- Task directions: Take every line from the listing below that contains "this".
* BEGIN Given data *
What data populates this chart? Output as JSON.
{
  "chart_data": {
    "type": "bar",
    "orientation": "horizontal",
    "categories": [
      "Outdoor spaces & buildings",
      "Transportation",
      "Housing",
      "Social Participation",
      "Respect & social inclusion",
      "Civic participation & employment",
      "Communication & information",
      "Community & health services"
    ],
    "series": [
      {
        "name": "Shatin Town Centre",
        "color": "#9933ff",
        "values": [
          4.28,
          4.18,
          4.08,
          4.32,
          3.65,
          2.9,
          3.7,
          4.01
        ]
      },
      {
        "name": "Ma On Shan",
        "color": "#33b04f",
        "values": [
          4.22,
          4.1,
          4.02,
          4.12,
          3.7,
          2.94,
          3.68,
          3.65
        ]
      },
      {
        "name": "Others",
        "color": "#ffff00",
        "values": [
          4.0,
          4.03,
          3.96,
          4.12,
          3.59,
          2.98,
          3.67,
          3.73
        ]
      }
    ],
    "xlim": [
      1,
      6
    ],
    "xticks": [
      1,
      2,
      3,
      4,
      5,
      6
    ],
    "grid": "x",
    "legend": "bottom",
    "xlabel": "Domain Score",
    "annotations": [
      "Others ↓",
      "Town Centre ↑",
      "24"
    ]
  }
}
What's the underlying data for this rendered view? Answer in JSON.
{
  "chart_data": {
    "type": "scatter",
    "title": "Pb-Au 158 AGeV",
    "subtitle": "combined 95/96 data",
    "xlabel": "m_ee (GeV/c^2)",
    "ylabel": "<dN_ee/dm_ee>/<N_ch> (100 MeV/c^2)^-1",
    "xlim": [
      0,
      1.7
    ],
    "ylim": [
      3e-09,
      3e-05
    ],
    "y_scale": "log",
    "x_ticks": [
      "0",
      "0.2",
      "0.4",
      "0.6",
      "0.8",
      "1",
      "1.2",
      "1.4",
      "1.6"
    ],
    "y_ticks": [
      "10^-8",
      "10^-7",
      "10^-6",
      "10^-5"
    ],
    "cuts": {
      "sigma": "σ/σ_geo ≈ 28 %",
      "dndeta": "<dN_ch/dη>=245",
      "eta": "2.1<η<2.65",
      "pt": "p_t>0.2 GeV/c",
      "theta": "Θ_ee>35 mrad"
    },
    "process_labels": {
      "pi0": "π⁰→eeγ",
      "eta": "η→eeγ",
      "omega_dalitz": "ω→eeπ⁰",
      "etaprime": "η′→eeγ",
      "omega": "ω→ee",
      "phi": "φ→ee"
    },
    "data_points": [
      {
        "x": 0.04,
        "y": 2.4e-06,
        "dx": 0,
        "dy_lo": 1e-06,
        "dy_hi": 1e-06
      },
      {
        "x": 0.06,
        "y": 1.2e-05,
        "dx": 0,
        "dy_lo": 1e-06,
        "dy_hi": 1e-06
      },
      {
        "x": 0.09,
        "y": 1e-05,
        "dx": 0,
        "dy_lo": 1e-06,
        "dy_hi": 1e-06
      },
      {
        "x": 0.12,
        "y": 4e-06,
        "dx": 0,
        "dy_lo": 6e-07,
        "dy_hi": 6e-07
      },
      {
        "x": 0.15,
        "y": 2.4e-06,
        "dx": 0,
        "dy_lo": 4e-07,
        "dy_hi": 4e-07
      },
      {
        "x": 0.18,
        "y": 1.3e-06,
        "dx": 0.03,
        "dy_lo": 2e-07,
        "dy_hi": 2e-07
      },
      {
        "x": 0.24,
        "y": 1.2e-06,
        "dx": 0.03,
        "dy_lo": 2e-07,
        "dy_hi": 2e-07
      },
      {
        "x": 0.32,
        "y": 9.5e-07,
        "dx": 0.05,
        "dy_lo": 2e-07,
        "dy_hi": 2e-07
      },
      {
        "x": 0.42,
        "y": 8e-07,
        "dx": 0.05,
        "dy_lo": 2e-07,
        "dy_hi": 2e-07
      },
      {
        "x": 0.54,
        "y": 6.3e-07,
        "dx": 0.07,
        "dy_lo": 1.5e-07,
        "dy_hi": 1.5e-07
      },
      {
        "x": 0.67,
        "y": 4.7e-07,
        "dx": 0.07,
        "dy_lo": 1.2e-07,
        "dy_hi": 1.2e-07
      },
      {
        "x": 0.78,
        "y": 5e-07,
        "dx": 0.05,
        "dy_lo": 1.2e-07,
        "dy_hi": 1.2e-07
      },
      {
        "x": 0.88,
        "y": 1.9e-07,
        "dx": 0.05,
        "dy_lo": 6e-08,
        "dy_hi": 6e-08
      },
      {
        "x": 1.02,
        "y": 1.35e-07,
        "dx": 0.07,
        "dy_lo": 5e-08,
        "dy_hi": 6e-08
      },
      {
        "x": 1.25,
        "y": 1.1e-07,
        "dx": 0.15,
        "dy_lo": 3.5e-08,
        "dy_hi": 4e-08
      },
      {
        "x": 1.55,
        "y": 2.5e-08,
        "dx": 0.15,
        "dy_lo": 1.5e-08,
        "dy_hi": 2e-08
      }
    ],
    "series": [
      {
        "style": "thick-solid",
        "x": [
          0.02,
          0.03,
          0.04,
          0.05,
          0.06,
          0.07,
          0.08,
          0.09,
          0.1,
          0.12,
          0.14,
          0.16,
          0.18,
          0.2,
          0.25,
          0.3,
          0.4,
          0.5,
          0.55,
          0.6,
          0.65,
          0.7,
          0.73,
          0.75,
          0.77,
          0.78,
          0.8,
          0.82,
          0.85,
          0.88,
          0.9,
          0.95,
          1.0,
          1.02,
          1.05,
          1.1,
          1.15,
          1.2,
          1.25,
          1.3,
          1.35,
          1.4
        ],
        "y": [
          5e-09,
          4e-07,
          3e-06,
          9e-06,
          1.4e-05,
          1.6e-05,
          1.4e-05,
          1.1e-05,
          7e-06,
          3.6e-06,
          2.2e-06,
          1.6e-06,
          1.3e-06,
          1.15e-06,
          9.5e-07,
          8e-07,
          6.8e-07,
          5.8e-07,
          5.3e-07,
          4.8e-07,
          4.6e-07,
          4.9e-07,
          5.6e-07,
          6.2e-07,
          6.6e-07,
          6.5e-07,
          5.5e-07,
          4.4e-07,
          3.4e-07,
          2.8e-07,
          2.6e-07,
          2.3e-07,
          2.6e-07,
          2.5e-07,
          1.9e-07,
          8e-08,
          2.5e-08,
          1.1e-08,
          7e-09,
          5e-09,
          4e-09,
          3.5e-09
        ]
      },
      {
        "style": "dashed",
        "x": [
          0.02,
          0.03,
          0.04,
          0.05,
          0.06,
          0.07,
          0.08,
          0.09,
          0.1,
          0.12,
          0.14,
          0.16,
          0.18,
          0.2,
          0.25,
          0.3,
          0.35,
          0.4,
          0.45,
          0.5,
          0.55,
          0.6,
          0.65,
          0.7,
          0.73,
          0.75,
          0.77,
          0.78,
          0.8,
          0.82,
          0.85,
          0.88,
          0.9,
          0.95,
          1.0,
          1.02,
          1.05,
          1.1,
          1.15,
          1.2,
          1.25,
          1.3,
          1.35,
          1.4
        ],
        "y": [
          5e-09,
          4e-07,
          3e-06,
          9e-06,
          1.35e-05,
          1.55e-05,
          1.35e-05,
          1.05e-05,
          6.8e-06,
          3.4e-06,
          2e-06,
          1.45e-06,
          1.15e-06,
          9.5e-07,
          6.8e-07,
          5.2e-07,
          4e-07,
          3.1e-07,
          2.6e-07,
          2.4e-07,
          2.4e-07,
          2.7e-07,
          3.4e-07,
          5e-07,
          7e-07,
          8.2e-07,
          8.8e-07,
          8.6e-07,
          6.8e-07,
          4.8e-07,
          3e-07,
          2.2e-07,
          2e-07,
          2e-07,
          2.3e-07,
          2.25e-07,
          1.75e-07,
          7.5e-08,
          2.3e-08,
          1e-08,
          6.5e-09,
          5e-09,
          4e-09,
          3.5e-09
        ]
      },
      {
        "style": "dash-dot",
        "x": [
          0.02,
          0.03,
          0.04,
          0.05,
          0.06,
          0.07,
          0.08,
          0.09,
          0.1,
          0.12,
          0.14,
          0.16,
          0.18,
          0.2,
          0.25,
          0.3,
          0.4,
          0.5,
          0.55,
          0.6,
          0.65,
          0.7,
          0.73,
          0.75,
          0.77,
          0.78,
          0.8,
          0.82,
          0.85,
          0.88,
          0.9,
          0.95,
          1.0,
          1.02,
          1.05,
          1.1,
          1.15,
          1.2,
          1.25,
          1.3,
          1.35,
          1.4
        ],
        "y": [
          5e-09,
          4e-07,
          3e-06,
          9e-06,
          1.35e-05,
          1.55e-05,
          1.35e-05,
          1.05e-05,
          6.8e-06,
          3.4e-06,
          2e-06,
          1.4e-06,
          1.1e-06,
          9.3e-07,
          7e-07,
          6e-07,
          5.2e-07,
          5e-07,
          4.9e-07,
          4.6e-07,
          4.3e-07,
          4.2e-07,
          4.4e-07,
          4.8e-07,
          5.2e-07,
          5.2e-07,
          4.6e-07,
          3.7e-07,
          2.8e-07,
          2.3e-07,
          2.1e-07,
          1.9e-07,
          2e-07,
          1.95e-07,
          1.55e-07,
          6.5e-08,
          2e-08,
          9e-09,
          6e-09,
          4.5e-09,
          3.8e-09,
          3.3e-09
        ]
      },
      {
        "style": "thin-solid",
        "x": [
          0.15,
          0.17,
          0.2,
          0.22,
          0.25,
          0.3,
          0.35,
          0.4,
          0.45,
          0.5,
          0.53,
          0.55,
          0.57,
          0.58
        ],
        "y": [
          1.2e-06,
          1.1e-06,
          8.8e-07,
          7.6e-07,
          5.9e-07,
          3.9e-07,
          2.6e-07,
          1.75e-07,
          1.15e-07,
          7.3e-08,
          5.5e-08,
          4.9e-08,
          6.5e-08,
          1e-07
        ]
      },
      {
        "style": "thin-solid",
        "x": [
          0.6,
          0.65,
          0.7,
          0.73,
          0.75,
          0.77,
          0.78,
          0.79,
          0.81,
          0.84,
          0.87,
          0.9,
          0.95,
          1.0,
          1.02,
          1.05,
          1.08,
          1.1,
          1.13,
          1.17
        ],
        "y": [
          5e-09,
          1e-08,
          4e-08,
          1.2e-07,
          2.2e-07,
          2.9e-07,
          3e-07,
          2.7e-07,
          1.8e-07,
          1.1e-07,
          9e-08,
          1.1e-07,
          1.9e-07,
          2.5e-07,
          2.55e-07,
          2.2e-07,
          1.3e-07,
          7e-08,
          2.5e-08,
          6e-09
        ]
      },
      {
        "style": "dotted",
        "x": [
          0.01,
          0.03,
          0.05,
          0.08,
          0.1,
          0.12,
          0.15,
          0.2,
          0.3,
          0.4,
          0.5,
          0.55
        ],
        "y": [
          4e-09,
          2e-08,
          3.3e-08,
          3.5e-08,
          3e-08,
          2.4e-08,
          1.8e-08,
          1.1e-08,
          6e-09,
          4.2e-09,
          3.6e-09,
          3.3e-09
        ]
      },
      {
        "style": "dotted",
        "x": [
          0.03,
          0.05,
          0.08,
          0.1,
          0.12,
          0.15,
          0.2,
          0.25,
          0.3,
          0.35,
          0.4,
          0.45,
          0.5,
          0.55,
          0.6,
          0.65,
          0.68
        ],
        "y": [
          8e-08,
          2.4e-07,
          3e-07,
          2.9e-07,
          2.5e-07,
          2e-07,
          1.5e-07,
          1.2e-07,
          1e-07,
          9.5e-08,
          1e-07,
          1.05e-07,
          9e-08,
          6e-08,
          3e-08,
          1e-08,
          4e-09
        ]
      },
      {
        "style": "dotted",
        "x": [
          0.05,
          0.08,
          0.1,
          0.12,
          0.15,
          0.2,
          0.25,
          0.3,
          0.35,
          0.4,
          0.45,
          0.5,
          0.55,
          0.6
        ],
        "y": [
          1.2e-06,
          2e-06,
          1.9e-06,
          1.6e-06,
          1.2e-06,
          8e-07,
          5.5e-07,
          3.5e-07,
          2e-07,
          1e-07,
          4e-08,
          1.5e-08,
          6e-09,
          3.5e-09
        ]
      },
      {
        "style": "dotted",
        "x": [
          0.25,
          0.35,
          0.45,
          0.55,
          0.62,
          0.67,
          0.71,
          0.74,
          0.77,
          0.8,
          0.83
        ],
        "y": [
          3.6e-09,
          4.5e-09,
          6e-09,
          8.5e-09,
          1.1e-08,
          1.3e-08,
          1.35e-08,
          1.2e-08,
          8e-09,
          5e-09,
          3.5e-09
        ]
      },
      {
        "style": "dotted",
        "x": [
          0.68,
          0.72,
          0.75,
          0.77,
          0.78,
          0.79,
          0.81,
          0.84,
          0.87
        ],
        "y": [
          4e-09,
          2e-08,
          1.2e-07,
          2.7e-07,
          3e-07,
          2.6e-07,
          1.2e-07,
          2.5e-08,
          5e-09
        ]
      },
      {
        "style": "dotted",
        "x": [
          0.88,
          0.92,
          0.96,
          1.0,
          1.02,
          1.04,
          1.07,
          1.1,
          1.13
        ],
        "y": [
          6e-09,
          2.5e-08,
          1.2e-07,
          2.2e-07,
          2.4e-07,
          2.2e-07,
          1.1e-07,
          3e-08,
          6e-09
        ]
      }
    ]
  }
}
* END Given data *
- Finished exercise:
What data populates this chart? Output as JSON.
What's the underlying data for this rendered view? Answer in JSON.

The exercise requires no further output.